• [WHAT NEEDS TO BE DONE]: Set down, character for character, the stretch of the material from the line containing "List each element" through the line containing "Annotate this image: name", with both of those lines included.

• [ROWS]:
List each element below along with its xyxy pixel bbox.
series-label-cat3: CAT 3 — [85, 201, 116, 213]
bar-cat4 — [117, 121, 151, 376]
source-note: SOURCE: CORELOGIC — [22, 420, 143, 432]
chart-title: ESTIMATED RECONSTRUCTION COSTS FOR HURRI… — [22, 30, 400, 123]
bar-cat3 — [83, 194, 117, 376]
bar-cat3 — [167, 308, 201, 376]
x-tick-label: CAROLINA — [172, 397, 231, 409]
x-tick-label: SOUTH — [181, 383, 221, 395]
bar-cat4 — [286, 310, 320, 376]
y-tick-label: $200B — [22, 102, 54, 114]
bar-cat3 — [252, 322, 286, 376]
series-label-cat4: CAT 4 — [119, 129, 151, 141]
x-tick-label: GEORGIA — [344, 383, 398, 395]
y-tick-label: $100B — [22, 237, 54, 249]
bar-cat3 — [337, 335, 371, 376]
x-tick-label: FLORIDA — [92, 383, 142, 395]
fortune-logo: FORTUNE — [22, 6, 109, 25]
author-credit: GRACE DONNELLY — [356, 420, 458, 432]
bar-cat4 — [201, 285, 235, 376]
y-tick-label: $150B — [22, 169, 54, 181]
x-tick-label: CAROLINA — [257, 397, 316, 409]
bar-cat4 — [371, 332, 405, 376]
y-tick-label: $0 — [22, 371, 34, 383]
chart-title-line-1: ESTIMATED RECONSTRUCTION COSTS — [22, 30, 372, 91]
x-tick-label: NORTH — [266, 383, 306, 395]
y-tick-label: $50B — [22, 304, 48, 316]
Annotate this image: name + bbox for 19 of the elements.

---

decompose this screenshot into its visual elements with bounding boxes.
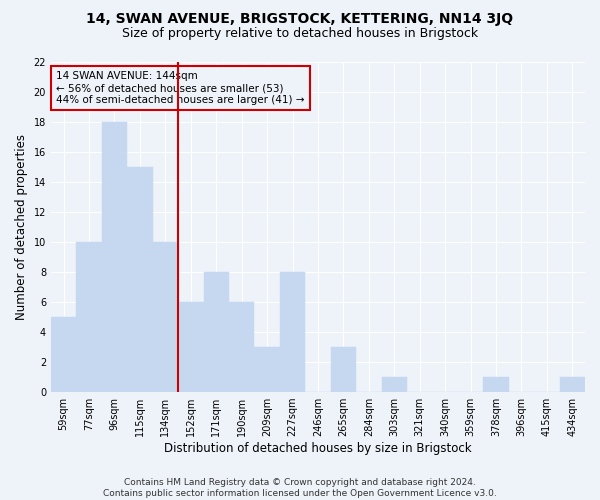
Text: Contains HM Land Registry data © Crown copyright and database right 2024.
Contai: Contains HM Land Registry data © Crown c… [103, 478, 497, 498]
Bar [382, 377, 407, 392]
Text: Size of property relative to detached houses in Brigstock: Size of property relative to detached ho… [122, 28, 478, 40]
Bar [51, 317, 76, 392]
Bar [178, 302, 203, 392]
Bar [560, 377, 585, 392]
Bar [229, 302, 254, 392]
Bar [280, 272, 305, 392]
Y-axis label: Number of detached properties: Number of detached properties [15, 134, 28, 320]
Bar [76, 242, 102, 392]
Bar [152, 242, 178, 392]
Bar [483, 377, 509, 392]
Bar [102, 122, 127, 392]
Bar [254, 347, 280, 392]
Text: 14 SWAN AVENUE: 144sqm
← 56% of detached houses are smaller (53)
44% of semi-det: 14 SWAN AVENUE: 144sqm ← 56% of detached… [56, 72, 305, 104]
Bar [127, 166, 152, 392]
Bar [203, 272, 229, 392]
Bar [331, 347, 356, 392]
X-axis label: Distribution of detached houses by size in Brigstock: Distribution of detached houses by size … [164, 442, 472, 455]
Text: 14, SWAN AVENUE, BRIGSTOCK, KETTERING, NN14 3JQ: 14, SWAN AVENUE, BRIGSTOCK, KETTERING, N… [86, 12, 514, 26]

--

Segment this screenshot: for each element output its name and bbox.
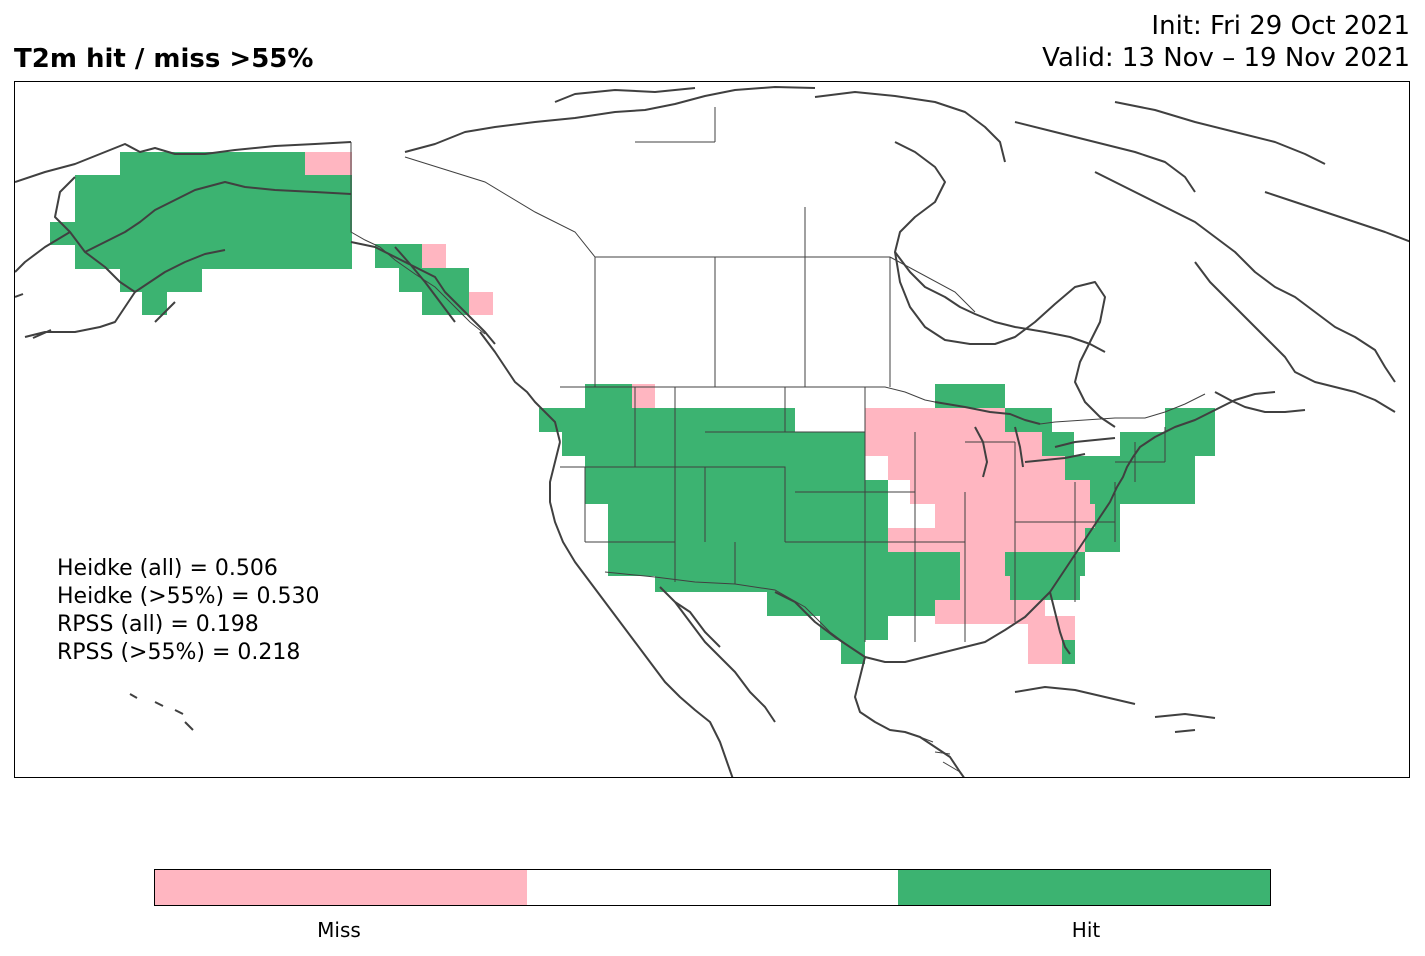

• [WRITTEN RESPONSE]:
List each element below along with its xyxy pixel bbox.
series-label-cat3: CAT 3 — [85, 201, 116, 213]
bar-cat4 — [117, 121, 151, 376]
source-note: SOURCE: CORELOGIC — [22, 420, 143, 432]
chart-title: ESTIMATED RECONSTRUCTION COSTS FOR HURRI… — [22, 30, 400, 123]
bar-cat3 — [83, 194, 117, 376]
bar-cat3 — [167, 308, 201, 376]
x-tick-label: CAROLINA — [172, 397, 231, 409]
x-tick-label: SOUTH — [181, 383, 221, 395]
bar-cat4 — [286, 310, 320, 376]
y-tick-label: $200B — [22, 102, 54, 114]
bar-cat3 — [252, 322, 286, 376]
series-label-cat4: CAT 4 — [119, 129, 151, 141]
x-tick-label: GEORGIA — [344, 383, 398, 395]
y-tick-label: $100B — [22, 237, 54, 249]
bar-cat3 — [337, 335, 371, 376]
x-tick-label: FLORIDA — [92, 383, 142, 395]
fortune-logo: FORTUNE — [22, 6, 109, 25]
author-credit: GRACE DONNELLY — [356, 420, 458, 432]
bar-cat4 — [201, 285, 235, 376]
y-tick-label: $150B — [22, 169, 54, 181]
x-tick-label: CAROLINA — [257, 397, 316, 409]
bar-cat4 — [371, 332, 405, 376]
y-tick-label: $0 — [22, 371, 34, 383]
chart-title-line-1: ESTIMATED RECONSTRUCTION COSTS — [22, 30, 372, 91]
x-tick-label: NORTH — [266, 383, 306, 395]
y-tick-label: $50B — [22, 304, 48, 316]
Annotate this image: name + bbox for 19 of the elements.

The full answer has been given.